* **EXERCISE DESCRIPTION**
What is the number of lines in the entries that include the word "text"? Respond with the number only.

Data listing
## BEGIN
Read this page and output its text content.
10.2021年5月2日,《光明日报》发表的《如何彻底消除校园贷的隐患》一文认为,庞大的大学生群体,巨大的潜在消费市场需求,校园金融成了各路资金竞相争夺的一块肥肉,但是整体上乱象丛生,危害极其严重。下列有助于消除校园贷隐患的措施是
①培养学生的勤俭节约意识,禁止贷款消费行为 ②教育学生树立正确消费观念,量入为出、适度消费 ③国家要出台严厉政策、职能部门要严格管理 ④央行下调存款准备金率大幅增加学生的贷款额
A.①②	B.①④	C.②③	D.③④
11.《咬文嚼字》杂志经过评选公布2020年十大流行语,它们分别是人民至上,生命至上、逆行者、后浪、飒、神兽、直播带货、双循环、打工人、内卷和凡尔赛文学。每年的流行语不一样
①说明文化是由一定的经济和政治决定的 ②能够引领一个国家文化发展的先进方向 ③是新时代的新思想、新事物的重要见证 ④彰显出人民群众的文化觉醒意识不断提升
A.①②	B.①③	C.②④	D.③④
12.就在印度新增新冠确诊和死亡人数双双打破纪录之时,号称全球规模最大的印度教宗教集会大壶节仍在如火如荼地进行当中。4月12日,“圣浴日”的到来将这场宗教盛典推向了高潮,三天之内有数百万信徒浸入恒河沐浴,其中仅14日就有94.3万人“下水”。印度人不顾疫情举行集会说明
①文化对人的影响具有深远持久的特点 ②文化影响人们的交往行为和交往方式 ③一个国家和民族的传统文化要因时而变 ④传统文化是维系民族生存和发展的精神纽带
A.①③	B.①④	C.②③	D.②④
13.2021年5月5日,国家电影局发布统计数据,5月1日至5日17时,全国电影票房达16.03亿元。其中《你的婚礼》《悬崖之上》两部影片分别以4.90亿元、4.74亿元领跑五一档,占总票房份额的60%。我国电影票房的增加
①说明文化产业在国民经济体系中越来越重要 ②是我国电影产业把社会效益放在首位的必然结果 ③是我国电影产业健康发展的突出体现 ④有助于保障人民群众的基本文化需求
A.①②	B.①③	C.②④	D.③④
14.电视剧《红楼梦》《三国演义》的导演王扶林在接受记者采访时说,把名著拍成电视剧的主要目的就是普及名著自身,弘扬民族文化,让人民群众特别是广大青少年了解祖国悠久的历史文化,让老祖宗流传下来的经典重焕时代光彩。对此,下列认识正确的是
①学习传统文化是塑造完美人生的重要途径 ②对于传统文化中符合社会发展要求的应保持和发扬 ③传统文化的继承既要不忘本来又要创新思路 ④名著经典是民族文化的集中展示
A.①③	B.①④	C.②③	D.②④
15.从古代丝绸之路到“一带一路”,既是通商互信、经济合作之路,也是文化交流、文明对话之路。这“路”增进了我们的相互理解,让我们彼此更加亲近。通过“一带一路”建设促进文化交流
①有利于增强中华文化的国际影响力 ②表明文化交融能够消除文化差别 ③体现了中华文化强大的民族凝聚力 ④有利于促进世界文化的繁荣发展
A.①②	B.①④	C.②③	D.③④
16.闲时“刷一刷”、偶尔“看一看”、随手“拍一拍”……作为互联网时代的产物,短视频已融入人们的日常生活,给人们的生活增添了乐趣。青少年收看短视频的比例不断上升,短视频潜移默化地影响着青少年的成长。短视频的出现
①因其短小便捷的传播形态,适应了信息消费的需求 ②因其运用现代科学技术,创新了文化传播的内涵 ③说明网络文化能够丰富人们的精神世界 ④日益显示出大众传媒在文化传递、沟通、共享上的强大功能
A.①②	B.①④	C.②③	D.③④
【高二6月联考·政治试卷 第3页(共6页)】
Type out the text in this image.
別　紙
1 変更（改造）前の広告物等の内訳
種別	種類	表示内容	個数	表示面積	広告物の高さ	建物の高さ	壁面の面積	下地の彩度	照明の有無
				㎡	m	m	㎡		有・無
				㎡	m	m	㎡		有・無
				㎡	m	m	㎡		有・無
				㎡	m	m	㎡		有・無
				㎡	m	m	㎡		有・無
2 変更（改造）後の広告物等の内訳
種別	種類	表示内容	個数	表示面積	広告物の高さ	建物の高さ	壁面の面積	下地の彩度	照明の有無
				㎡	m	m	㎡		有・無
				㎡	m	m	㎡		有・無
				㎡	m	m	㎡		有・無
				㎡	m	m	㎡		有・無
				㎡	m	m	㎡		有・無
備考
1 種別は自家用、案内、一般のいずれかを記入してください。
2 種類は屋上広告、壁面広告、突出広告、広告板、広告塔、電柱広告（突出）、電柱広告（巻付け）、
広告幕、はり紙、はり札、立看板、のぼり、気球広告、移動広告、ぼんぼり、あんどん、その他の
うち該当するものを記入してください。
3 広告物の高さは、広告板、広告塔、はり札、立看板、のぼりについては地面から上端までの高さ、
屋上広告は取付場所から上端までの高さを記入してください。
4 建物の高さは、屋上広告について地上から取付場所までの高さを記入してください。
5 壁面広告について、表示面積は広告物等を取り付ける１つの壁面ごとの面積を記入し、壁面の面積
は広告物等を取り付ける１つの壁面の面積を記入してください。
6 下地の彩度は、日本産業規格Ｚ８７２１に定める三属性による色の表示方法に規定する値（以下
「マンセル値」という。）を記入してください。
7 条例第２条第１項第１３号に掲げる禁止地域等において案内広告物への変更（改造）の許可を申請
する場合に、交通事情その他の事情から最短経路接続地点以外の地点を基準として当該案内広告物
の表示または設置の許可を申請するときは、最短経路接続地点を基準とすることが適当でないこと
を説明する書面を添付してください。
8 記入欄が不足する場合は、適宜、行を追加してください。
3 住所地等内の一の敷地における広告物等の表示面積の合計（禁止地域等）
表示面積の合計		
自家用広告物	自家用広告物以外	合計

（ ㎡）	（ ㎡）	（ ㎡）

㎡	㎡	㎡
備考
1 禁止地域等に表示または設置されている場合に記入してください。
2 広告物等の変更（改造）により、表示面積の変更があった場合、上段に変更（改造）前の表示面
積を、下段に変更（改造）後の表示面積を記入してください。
## END
* **REPLY TO THE TASK**
2